● WHAT NEEDS TO BE DONE
Without the pictures, set down the records below word for word.

Figure data in JSON
## BEGIN

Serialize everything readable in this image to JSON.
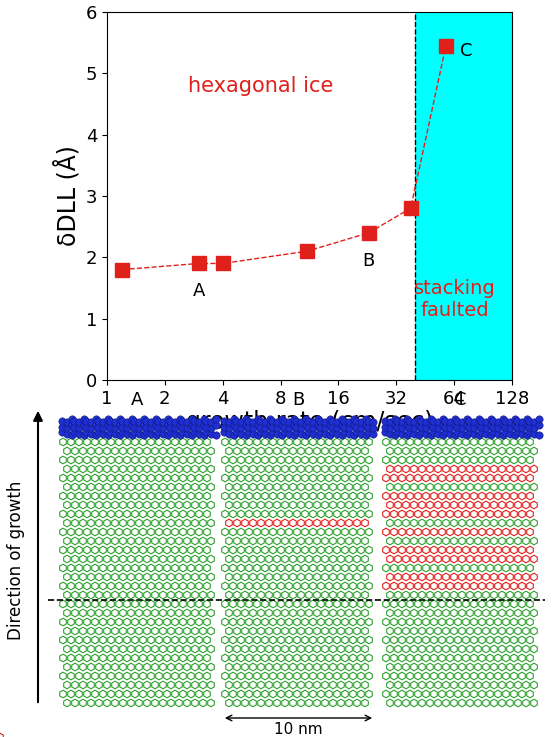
{
  "chart_data": {
    "type": "line",
    "x_label": "growth rate (cm/sec)",
    "y_label": "δDLL (Å)",
    "log": "x",
    "x": [
      1.2,
      3,
      4,
      11,
      23,
      38,
      58
    ],
    "values": [
      1.8,
      1.9,
      1.9,
      2.1,
      2.4,
      2.8,
      5.45
    ],
    "point_labels": [
      null,
      "A",
      null,
      null,
      "B",
      null,
      "C"
    ],
    "color": "#e0201b",
    "marker": "square",
    "line_style": "dashed",
    "xlim": [
      1,
      128
    ],
    "xticks": [
      1,
      2,
      4,
      8,
      16,
      32,
      64,
      128
    ],
    "ylim": [
      0,
      6
    ],
    "yticks": [
      0,
      1,
      2,
      3,
      4,
      5,
      6
    ],
    "annotations": [
      "hexagonal ice"
    ],
    "region": {
      "label": "stacking\nfaulted",
      "x_range": [
        40,
        128
      ],
      "color": "#00ffff"
    }
  },
  "snapshots": {
    "panels": [
      "A",
      "B",
      "C"
    ],
    "growth_label": "Direction of growth",
    "scale_label": "10 nm"
  }
}
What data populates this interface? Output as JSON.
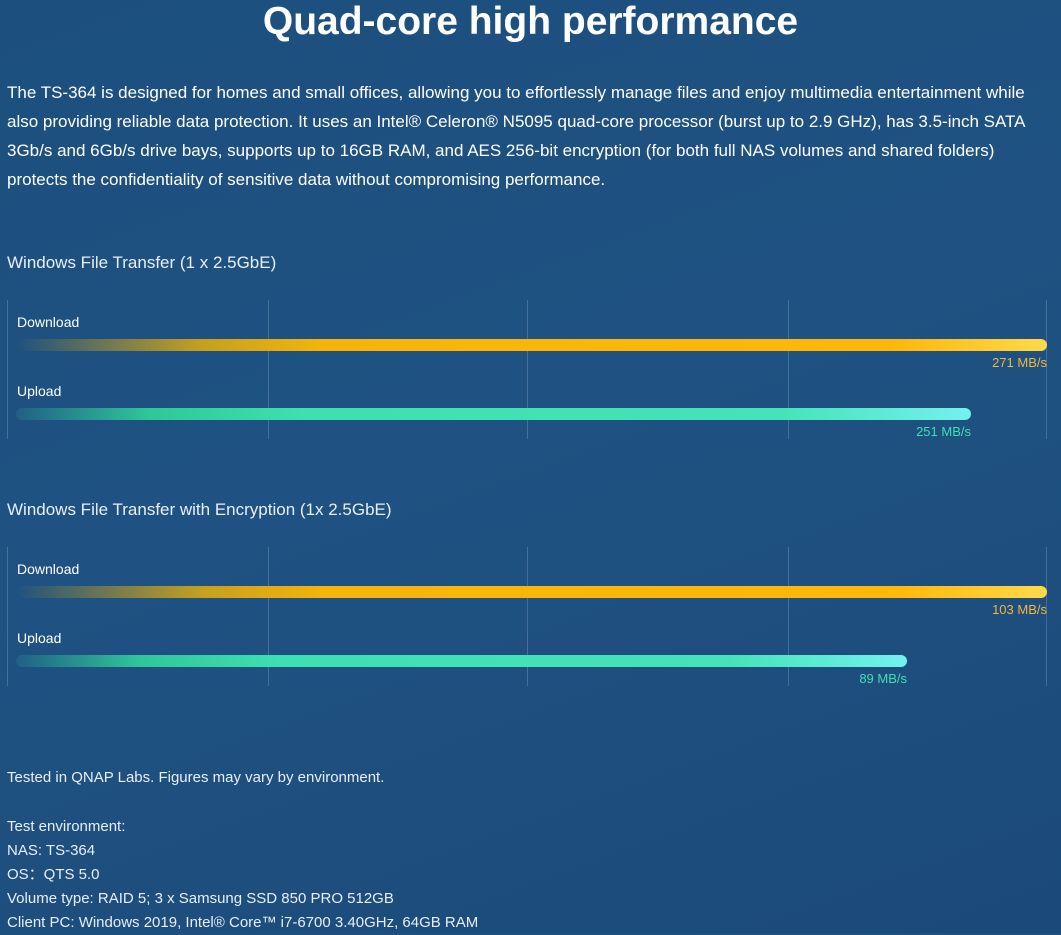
{
  "page": {
    "title": "Quad-core high performance",
    "intro": "The TS-364 is designed for homes and small offices, allowing you to effortlessly manage files and enjoy multimedia entertainment while also providing reliable data protection. It uses an Intel® Celeron® N5095 quad-core processor (burst up to 2.9 GHz), has 3.5-inch SATA 3Gb/s and 6Gb/s drive bays, supports up to 16GB RAM, and AES 256-bit encryption (for both full NAS volumes and shared folders) protects the confidentiality of sensitive data without compromising performance."
  },
  "colors": {
    "download": "#ffb70a",
    "upload": "#45e3b8",
    "background": "#1f5282"
  },
  "chart_data": [
    {
      "type": "bar",
      "title": "Windows File Transfer (1 x 2.5GbE)",
      "categories": [
        "Download",
        "Upload"
      ],
      "values": [
        271,
        251
      ],
      "value_labels": [
        "271 MB/s",
        "251 MB/s"
      ],
      "unit": "MB/s",
      "orientation": "horizontal",
      "grid": true
    },
    {
      "type": "bar",
      "title": "Windows File Transfer with Encryption (1x 2.5GbE)",
      "categories": [
        "Download",
        "Upload"
      ],
      "values": [
        103,
        89
      ],
      "value_labels": [
        "103 MB/s",
        "89 MB/s"
      ],
      "unit": "MB/s",
      "orientation": "horizontal",
      "grid": true
    }
  ],
  "footnotes": {
    "disclaimer": "Tested in QNAP Labs. Figures may vary by environment.",
    "env_heading": "Test environment:",
    "nas": "NAS: TS-364",
    "os": "OS：QTS 5.0",
    "volume": "Volume type: RAID 5; 3 x Samsung SSD 850 PRO 512GB",
    "client": "Client PC: Windows 2019, Intel® Core™ i7-6700 3.40GHz, 64GB RAM"
  }
}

## END

● RESULT
Serialize everything readable in this image to JSON.
{
  "chart_data": {
    "type": "line",
    "x_label": "growth rate (cm/sec)",
    "y_label": "δDLL (Å)",
    "log": "x",
    "x": [
      1.2,
      3,
      4,
      11,
      23,
      38,
      58
    ],
    "values": [
      1.8,
      1.9,
      1.9,
      2.1,
      2.4,
      2.8,
      5.45
    ],
    "point_labels": [
      null,
      "A",
      null,
      null,
      "B",
      null,
      "C"
    ],
    "color": "#e0201b",
    "marker": "square",
    "line_style": "dashed",
    "xlim": [
      1,
      128
    ],
    "xticks": [
      1,
      2,
      4,
      8,
      16,
      32,
      64,
      128
    ],
    "ylim": [
      0,
      6
    ],
    "yticks": [
      0,
      1,
      2,
      3,
      4,
      5,
      6
    ],
    "annotations": [
      "hexagonal ice"
    ],
    "region": {
      "label": "stacking\nfaulted",
      "x_range": [
        40,
        128
      ],
      "color": "#00ffff"
    }
  },
  "snapshots": {
    "panels": [
      "A",
      "B",
      "C"
    ],
    "growth_label": "Direction of growth",
    "scale_label": "10 nm"
  }
}
What data populates this interface? Output as JSON.
{
  "page": {
    "title": "Quad-core high performance",
    "intro": "The TS-364 is designed for homes and small offices, allowing you to effortlessly manage files and enjoy multimedia entertainment while also providing reliable data protection. It uses an Intel® Celeron® N5095 quad-core processor (burst up to 2.9 GHz), has 3.5-inch SATA 3Gb/s and 6Gb/s drive bays, supports up to 16GB RAM, and AES 256-bit encryption (for both full NAS volumes and shared folders) protects the confidentiality of sensitive data without compromising performance."
  },
  "colors": {
    "download": "#ffb70a",
    "upload": "#45e3b8",
    "background": "#1f5282"
  },
  "chart_data": [
    {
      "type": "bar",
      "title": "Windows File Transfer (1 x 2.5GbE)",
      "categories": [
        "Download",
        "Upload"
      ],
      "values": [
        271,
        251
      ],
      "value_labels": [
        "271 MB/s",
        "251 MB/s"
      ],
      "unit": "MB/s",
      "orientation": "horizontal",
      "grid": true
    },
    {
      "type": "bar",
      "title": "Windows File Transfer with Encryption (1x 2.5GbE)",
      "categories": [
        "Download",
        "Upload"
      ],
      "values": [
        103,
        89
      ],
      "value_labels": [
        "103 MB/s",
        "89 MB/s"
      ],
      "unit": "MB/s",
      "orientation": "horizontal",
      "grid": true
    }
  ],
  "footnotes": {
    "disclaimer": "Tested in QNAP Labs. Figures may vary by environment.",
    "env_heading": "Test environment:",
    "nas": "NAS: TS-364",
    "os": "OS：QTS 5.0",
    "volume": "Volume type: RAID 5; 3 x Samsung SSD 850 PRO 512GB",
    "client": "Client PC: Windows 2019, Intel® Core™ i7-6700 3.40GHz, 64GB RAM"
  }
}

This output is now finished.